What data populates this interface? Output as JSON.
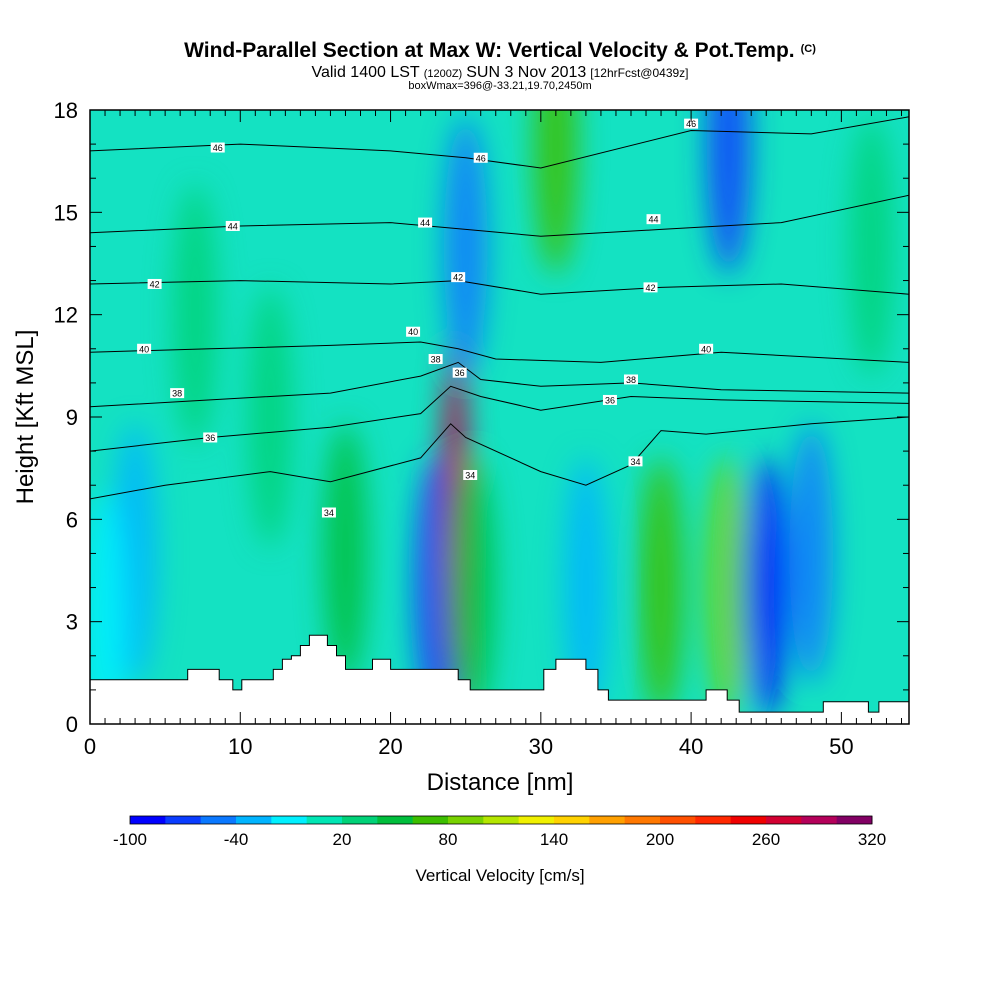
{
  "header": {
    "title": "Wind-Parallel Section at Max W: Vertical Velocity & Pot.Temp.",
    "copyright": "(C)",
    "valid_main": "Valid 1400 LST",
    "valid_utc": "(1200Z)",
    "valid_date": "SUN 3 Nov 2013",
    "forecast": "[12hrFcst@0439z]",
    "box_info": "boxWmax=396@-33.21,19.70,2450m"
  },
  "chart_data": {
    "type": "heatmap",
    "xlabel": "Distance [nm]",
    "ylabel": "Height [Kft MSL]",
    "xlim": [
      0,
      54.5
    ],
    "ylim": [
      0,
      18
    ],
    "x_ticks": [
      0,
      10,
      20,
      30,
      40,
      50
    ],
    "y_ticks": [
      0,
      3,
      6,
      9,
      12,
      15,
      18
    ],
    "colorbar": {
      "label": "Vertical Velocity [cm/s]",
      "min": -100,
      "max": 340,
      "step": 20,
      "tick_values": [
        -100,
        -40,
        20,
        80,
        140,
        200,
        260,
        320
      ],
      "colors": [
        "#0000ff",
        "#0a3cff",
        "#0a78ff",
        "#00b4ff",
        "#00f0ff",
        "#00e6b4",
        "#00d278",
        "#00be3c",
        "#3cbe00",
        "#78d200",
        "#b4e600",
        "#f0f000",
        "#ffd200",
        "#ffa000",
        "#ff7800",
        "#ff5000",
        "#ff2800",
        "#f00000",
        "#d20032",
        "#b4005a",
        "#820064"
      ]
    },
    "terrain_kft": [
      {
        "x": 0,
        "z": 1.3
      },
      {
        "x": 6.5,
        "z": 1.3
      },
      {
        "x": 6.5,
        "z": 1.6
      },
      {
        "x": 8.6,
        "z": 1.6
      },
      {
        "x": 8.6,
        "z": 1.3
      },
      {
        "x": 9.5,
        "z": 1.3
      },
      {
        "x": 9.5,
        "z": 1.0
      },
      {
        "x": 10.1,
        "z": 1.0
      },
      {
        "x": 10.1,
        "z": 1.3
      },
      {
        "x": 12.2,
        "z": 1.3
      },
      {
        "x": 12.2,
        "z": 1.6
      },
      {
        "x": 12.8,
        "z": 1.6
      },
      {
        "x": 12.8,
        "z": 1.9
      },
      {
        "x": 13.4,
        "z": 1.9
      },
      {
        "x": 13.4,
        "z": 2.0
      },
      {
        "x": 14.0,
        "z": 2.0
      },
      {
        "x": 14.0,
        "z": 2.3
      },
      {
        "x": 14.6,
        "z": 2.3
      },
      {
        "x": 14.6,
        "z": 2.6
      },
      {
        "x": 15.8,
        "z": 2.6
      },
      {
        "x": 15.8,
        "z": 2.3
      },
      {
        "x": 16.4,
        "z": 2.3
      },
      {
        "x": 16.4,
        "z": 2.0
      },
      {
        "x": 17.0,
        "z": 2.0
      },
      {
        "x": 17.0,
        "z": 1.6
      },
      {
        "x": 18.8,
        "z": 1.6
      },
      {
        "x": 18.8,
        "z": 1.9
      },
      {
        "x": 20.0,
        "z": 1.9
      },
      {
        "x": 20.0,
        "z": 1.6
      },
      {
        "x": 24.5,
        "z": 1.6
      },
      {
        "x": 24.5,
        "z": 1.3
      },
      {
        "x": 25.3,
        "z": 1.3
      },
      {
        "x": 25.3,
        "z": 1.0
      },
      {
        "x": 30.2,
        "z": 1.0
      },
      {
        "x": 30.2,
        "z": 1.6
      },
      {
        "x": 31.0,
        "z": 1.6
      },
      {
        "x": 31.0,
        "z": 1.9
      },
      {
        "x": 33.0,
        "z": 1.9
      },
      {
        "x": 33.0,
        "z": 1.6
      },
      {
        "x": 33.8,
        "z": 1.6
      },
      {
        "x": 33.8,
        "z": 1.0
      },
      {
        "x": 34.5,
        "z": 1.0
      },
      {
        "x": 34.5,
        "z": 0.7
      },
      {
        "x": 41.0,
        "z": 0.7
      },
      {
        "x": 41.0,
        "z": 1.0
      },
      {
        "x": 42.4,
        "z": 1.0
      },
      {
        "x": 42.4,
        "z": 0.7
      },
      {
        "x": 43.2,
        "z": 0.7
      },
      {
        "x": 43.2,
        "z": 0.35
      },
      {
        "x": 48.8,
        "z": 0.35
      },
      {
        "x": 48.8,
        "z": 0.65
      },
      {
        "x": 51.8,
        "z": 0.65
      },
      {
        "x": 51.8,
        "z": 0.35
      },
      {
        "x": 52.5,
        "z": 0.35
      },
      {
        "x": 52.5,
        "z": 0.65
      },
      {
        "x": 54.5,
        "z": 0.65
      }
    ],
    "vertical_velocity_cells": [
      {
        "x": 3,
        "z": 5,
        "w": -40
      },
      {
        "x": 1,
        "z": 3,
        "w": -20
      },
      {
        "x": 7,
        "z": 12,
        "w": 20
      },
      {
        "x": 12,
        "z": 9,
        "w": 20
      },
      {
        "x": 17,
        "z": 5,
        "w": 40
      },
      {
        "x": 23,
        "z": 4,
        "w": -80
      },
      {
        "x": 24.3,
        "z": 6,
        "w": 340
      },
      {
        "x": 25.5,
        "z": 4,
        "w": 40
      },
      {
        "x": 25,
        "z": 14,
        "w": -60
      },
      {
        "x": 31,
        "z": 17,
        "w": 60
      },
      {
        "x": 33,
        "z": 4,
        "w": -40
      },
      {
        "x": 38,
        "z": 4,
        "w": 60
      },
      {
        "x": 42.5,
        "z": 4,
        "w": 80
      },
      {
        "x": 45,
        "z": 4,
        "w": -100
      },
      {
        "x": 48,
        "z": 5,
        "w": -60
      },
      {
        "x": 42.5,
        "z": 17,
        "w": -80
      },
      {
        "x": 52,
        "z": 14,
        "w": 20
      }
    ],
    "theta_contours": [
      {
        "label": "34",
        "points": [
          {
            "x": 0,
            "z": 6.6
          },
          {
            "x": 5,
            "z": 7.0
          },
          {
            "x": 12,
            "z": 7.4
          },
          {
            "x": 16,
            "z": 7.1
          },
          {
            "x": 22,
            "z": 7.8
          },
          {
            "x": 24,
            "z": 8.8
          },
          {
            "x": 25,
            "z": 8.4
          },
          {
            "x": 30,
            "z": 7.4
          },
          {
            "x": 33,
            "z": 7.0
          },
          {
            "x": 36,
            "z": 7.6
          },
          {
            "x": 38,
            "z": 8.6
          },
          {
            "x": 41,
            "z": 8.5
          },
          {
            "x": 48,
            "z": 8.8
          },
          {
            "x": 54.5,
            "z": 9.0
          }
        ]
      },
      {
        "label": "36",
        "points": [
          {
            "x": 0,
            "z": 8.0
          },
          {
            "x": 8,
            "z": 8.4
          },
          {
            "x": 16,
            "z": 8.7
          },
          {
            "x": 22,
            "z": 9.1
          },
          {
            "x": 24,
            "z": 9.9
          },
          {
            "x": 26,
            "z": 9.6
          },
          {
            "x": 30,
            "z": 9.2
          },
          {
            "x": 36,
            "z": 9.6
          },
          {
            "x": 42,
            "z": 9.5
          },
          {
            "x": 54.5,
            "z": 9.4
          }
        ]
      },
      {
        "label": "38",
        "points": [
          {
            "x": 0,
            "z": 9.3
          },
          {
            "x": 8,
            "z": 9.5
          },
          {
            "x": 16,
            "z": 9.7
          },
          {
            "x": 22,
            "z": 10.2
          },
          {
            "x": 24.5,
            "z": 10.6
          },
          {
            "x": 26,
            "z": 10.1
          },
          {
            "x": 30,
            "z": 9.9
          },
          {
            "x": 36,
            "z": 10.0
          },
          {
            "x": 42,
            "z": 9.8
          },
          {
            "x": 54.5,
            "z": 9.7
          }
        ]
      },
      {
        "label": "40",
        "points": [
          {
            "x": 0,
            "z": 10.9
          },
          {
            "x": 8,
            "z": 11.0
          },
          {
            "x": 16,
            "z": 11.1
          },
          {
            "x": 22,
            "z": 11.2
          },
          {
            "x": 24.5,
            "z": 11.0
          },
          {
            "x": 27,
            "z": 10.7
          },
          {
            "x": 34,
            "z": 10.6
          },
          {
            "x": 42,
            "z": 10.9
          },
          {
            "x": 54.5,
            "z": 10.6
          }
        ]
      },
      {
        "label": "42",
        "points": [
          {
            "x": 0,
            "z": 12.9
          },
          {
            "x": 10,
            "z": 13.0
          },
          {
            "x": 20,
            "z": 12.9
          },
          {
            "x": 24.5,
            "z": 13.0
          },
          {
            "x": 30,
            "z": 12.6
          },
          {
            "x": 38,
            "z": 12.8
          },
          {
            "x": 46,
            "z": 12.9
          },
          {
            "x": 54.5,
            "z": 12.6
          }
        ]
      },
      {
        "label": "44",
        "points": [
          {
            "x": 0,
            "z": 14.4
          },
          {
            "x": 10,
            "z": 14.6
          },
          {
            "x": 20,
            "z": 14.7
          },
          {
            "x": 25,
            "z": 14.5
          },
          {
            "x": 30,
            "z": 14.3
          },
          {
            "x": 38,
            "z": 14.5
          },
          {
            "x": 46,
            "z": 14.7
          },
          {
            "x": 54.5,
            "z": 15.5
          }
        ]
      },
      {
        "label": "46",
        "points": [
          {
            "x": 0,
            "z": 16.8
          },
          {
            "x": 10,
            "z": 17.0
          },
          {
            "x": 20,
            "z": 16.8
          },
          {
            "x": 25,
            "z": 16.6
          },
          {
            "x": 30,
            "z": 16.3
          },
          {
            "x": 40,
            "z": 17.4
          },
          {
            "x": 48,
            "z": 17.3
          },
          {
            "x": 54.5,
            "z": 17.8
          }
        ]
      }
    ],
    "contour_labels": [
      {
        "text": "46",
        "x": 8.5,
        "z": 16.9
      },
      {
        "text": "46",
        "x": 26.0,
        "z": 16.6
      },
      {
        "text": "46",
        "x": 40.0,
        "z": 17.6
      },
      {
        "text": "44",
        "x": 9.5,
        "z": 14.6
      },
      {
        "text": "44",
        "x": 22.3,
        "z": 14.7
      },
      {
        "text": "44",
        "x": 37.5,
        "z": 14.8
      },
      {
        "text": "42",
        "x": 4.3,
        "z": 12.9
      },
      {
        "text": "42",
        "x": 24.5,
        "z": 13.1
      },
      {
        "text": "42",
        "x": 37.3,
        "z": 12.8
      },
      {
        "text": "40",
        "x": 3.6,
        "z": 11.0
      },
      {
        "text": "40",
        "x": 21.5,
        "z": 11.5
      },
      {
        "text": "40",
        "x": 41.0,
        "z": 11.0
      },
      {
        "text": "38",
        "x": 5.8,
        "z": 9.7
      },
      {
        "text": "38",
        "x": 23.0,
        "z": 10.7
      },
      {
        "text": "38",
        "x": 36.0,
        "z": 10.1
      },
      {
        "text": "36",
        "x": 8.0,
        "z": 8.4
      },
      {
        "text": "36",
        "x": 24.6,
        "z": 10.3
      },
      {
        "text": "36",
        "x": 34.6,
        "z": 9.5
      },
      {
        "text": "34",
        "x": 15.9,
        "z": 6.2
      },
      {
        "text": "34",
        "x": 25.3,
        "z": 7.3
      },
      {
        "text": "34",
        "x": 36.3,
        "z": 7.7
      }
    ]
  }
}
#####
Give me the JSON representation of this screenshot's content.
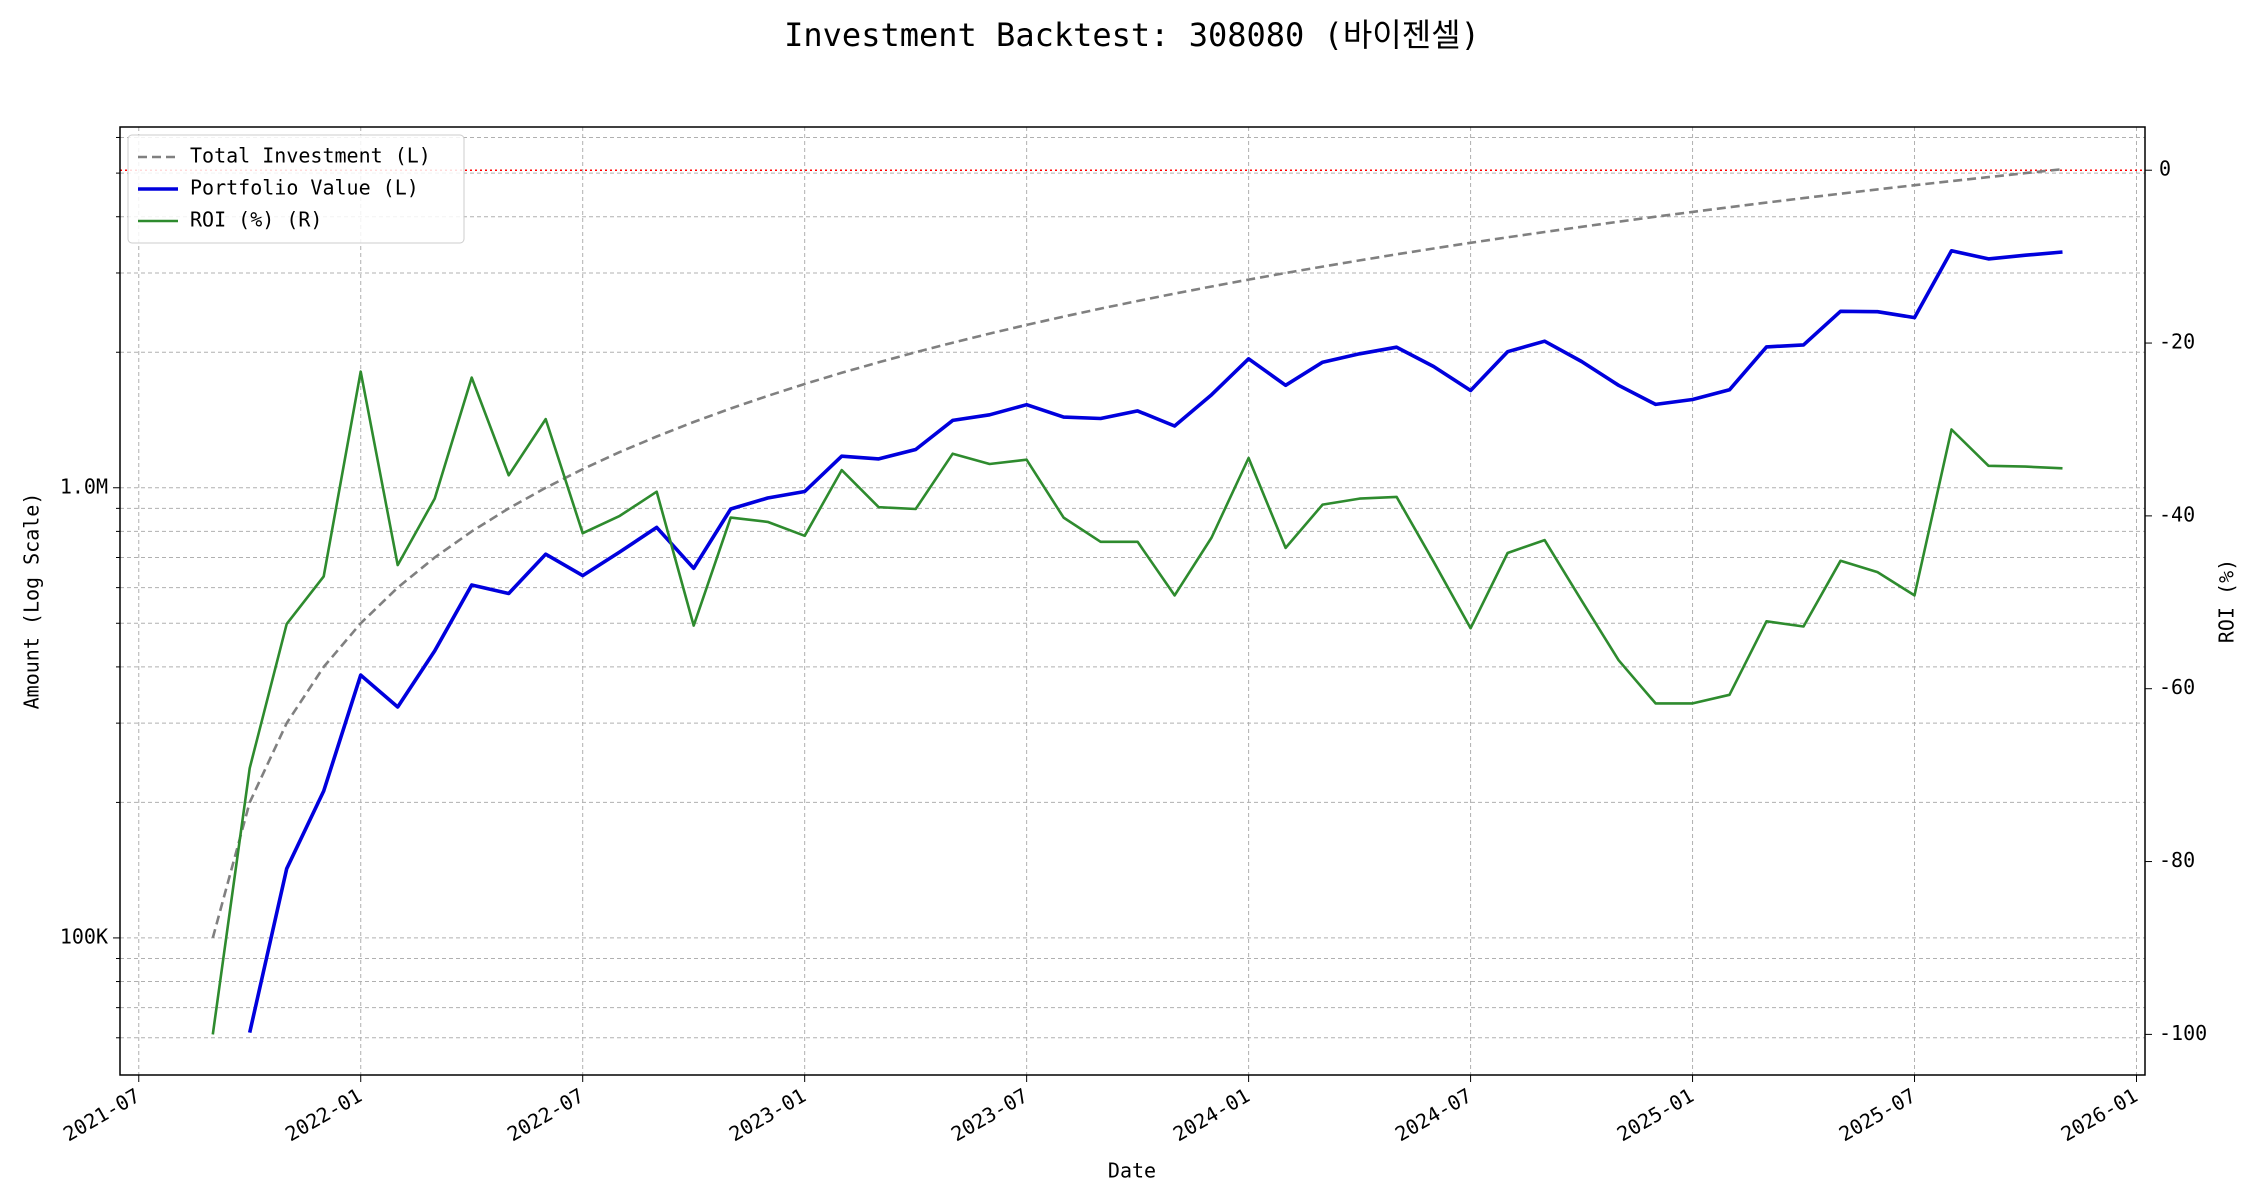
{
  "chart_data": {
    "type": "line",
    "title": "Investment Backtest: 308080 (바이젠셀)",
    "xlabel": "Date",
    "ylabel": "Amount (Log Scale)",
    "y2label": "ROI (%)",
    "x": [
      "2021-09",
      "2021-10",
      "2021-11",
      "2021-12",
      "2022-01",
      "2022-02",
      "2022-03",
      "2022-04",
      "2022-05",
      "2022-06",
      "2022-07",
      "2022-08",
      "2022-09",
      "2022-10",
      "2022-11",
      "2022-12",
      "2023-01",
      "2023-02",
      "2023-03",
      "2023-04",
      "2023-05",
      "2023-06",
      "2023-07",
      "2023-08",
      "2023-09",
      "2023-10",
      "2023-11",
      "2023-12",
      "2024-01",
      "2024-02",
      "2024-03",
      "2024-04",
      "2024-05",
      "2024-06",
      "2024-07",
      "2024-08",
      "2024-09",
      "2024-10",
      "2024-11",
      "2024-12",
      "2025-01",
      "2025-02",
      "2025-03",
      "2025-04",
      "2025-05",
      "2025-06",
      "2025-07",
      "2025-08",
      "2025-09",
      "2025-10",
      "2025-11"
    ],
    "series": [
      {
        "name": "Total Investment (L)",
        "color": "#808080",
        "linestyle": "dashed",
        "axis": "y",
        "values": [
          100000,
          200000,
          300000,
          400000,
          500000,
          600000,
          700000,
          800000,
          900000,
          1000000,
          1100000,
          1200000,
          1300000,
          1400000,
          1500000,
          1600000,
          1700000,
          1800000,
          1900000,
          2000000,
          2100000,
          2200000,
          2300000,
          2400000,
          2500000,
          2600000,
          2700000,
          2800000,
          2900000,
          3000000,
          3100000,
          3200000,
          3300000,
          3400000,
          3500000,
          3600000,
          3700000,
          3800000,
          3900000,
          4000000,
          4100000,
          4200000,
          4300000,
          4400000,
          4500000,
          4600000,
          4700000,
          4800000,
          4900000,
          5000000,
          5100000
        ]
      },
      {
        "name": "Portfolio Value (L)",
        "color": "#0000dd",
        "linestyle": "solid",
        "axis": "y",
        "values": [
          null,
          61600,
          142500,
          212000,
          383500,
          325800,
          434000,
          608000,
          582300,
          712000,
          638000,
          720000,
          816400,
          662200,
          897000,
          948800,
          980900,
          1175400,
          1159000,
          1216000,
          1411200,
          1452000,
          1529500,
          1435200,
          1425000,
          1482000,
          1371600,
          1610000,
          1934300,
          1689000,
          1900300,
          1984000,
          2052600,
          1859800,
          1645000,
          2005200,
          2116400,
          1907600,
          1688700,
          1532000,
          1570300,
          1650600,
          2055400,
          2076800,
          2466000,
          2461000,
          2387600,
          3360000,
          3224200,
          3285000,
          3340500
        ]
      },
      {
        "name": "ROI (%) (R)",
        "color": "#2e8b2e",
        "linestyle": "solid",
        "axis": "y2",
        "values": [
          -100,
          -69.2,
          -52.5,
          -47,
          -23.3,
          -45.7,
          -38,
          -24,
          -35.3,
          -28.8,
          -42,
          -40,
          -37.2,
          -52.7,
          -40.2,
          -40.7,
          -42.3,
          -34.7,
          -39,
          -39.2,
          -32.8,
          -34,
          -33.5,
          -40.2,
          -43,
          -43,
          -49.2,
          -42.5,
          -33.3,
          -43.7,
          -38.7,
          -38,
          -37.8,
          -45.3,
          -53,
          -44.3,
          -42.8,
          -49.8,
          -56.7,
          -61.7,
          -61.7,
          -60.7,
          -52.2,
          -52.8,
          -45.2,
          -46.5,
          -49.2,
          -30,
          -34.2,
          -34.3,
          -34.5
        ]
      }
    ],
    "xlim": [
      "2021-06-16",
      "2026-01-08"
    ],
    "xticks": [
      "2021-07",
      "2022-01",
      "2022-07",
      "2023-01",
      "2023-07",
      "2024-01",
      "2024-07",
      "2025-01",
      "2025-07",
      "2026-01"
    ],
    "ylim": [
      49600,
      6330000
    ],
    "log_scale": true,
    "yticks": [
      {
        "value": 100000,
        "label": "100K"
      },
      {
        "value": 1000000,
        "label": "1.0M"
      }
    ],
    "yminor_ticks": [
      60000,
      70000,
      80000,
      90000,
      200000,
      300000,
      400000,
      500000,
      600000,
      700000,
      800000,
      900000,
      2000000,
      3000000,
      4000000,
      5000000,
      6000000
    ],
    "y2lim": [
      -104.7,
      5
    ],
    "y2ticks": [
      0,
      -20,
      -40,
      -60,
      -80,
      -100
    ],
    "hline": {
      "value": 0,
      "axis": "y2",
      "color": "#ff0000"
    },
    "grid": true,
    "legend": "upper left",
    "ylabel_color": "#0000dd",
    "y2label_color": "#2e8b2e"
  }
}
#####
#### TASK GOAL:
Scan the entries above and work out how many lines include the word "name"; the reply is that number alone.

#### RESPONSE TO THE EXERCISE:
3